◆ WHAT THIS TASK INVOLVES
Make an exact copy of the entries below with the pictures removed.

◆ TASK DATA
-=-=-
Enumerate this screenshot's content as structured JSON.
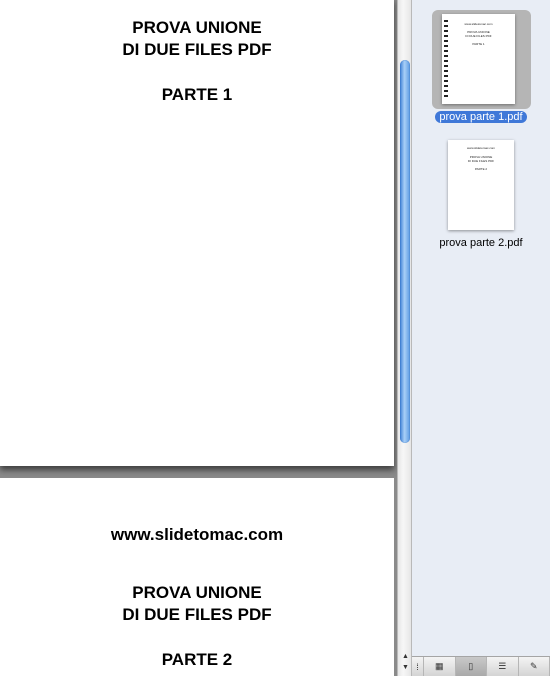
{
  "document": {
    "page1": {
      "line1": "PROVA UNIONE",
      "line2": "DI DUE FILES PDF",
      "line3": "PARTE 1"
    },
    "page2": {
      "website": "www.slidetomac.com",
      "line1": "PROVA UNIONE",
      "line2": "DI DUE FILES PDF",
      "line3": "PARTE 2"
    }
  },
  "sidebar": {
    "thumbnails": [
      {
        "label": "prova parte 1.pdf",
        "selected": true,
        "mini": {
          "website": "www.slidetomac.com",
          "line1": "PROVA UNIONE",
          "line2": "DI DUE FILES PDF",
          "line3": "PARTE 1"
        }
      },
      {
        "label": "prova parte 2.pdf",
        "selected": false,
        "mini": {
          "website": "www.slidetomac.com",
          "line1": "PROVA UNIONE",
          "line2": "DI DUE FILES PDF",
          "line3": "PARTE 2"
        }
      }
    ],
    "toolbar": {
      "buttons": [
        {
          "icon": "resize-grip-icon",
          "glyph": "⁞"
        },
        {
          "icon": "contact-sheet-icon",
          "glyph": "▦"
        },
        {
          "icon": "thumbnails-icon",
          "glyph": "▯"
        },
        {
          "icon": "table-of-contents-icon",
          "glyph": "☰"
        },
        {
          "icon": "annotations-pen-icon",
          "glyph": "✎"
        }
      ]
    }
  },
  "colors": {
    "selection": "#3f78d8",
    "scroll_thumb": "#5b99e2",
    "sidebar_bg": "#e8edf5"
  }
}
-=-=-
◆ EXERCISE RESULT
Enumerate this screenshot's content as structured JSON.
{
  "document": {
    "page1": {
      "line1": "PROVA UNIONE",
      "line2": "DI DUE FILES PDF",
      "line3": "PARTE 1"
    },
    "page2": {
      "website": "www.slidetomac.com",
      "line1": "PROVA UNIONE",
      "line2": "DI DUE FILES PDF",
      "line3": "PARTE 2"
    }
  },
  "sidebar": {
    "thumbnails": [
      {
        "label": "prova parte 1.pdf",
        "selected": true,
        "mini": {
          "website": "www.slidetomac.com",
          "line1": "PROVA UNIONE",
          "line2": "DI DUE FILES PDF",
          "line3": "PARTE 1"
        }
      },
      {
        "label": "prova parte 2.pdf",
        "selected": false,
        "mini": {
          "website": "www.slidetomac.com",
          "line1": "PROVA UNIONE",
          "line2": "DI DUE FILES PDF",
          "line3": "PARTE 2"
        }
      }
    ],
    "toolbar": {
      "buttons": [
        {
          "icon": "resize-grip-icon",
          "glyph": "⁞"
        },
        {
          "icon": "contact-sheet-icon",
          "glyph": "▦"
        },
        {
          "icon": "thumbnails-icon",
          "glyph": "▯"
        },
        {
          "icon": "table-of-contents-icon",
          "glyph": "☰"
        },
        {
          "icon": "annotations-pen-icon",
          "glyph": "✎"
        }
      ]
    }
  },
  "colors": {
    "selection": "#3f78d8",
    "scroll_thumb": "#5b99e2",
    "sidebar_bg": "#e8edf5"
  }
}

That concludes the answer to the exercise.